● The exercise:
Transcribe the data in full and exactly, omitting any pictures.

:: Records supplied ::

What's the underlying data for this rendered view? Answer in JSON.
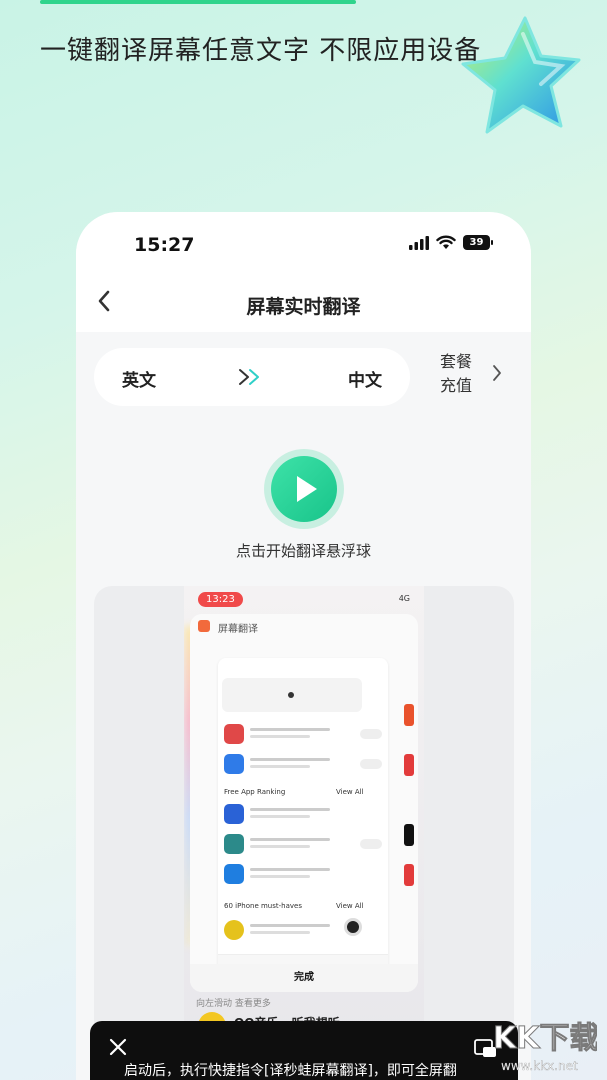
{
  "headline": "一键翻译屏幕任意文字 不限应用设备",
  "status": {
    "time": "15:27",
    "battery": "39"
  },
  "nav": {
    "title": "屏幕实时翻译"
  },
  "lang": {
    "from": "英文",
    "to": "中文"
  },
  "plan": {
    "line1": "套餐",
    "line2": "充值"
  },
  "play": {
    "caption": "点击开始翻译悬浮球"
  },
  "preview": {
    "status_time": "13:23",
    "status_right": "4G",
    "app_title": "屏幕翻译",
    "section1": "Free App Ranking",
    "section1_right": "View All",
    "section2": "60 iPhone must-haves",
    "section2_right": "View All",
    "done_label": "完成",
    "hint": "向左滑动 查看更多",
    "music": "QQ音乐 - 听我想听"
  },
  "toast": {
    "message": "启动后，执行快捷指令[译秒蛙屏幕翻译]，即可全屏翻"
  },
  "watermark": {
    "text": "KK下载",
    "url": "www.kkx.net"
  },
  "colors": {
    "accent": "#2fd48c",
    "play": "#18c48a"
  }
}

:::

● Solution to this problem:
What's the underlying data for this rendered view? Answer in JSON.
{
  "headline": "一键翻译屏幕任意文字 不限应用设备",
  "status": {
    "time": "15:27",
    "battery": "39"
  },
  "nav": {
    "title": "屏幕实时翻译"
  },
  "lang": {
    "from": "英文",
    "to": "中文"
  },
  "plan": {
    "line1": "套餐",
    "line2": "充值"
  },
  "play": {
    "caption": "点击开始翻译悬浮球"
  },
  "preview": {
    "status_time": "13:23",
    "status_right": "4G",
    "app_title": "屏幕翻译",
    "section1": "Free App Ranking",
    "section1_right": "View All",
    "section2": "60 iPhone must-haves",
    "section2_right": "View All",
    "done_label": "完成",
    "hint": "向左滑动 查看更多",
    "music": "QQ音乐 - 听我想听"
  },
  "toast": {
    "message": "启动后，执行快捷指令[译秒蛙屏幕翻译]，即可全屏翻"
  },
  "watermark": {
    "text": "KK下载",
    "url": "www.kkx.net"
  },
  "colors": {
    "accent": "#2fd48c",
    "play": "#18c48a"
  }
}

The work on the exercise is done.